### [DIRECTIONS]
Copy each line that contains the string "image".

### [TASK INPUT]
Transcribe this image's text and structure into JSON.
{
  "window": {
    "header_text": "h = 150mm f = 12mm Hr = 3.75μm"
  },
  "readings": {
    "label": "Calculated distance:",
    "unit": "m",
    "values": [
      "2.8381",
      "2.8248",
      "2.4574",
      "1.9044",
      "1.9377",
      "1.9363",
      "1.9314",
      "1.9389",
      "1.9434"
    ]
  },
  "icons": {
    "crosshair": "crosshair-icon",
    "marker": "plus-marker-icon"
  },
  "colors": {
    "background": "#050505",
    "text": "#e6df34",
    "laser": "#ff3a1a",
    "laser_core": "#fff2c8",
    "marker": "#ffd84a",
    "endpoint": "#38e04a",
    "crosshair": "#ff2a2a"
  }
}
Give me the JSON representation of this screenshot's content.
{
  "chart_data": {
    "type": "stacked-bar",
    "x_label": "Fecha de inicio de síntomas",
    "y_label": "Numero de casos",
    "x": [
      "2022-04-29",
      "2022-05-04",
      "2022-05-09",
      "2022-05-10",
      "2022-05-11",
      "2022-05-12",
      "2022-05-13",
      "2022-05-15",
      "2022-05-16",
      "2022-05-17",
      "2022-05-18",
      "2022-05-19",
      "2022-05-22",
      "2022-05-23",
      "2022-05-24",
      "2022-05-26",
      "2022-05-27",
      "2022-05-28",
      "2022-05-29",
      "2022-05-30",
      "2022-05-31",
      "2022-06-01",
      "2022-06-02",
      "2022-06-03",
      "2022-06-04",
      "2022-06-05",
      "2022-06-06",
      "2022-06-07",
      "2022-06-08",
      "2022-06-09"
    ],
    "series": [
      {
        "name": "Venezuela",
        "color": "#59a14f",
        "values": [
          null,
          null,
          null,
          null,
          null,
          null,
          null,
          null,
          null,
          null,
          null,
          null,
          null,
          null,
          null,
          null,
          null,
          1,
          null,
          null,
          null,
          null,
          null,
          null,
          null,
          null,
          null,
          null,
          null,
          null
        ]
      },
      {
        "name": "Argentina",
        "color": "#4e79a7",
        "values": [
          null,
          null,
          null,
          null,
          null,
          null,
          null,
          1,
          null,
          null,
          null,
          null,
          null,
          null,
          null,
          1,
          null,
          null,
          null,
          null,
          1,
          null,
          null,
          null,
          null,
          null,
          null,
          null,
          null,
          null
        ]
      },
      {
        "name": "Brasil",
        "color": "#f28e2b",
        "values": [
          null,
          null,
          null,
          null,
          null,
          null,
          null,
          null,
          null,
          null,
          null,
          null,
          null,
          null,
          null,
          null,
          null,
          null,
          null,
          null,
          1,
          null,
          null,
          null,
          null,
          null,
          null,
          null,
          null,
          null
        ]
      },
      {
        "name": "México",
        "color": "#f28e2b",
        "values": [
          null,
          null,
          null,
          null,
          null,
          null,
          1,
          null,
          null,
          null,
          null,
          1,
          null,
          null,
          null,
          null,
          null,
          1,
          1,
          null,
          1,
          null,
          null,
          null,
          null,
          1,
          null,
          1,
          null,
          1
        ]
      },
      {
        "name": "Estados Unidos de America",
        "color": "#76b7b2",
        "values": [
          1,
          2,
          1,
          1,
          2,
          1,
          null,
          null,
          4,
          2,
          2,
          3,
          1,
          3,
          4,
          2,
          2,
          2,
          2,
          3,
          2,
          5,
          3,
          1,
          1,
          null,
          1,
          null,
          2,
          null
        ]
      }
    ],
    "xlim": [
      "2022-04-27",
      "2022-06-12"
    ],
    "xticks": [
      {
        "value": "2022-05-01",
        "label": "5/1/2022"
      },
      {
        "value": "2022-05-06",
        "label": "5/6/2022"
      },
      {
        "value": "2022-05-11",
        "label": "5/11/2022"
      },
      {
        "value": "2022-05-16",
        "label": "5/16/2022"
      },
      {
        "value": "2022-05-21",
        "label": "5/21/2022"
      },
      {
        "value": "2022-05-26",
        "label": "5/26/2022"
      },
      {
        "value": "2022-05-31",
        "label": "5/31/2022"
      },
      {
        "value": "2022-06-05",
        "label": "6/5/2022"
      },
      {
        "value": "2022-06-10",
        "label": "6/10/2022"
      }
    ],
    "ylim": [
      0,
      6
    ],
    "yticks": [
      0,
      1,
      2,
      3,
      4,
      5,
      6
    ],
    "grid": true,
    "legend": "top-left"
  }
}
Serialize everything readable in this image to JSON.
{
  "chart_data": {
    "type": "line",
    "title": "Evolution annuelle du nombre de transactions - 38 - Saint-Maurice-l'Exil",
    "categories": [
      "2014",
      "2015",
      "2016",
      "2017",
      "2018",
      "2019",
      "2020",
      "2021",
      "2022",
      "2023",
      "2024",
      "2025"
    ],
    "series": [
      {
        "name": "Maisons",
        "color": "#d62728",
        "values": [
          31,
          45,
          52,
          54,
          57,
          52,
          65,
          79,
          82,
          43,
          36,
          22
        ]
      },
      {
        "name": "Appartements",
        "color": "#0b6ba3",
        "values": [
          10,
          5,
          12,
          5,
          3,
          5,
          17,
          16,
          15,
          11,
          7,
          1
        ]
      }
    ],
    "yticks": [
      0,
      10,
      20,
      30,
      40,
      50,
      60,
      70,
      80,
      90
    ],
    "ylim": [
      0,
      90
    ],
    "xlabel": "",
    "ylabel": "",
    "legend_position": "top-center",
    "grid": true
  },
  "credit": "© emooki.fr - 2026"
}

### [EXERCISE ANSWER]
Transcribe this image's text and structure into JSON.
Serialize everything readable in this image to JSON.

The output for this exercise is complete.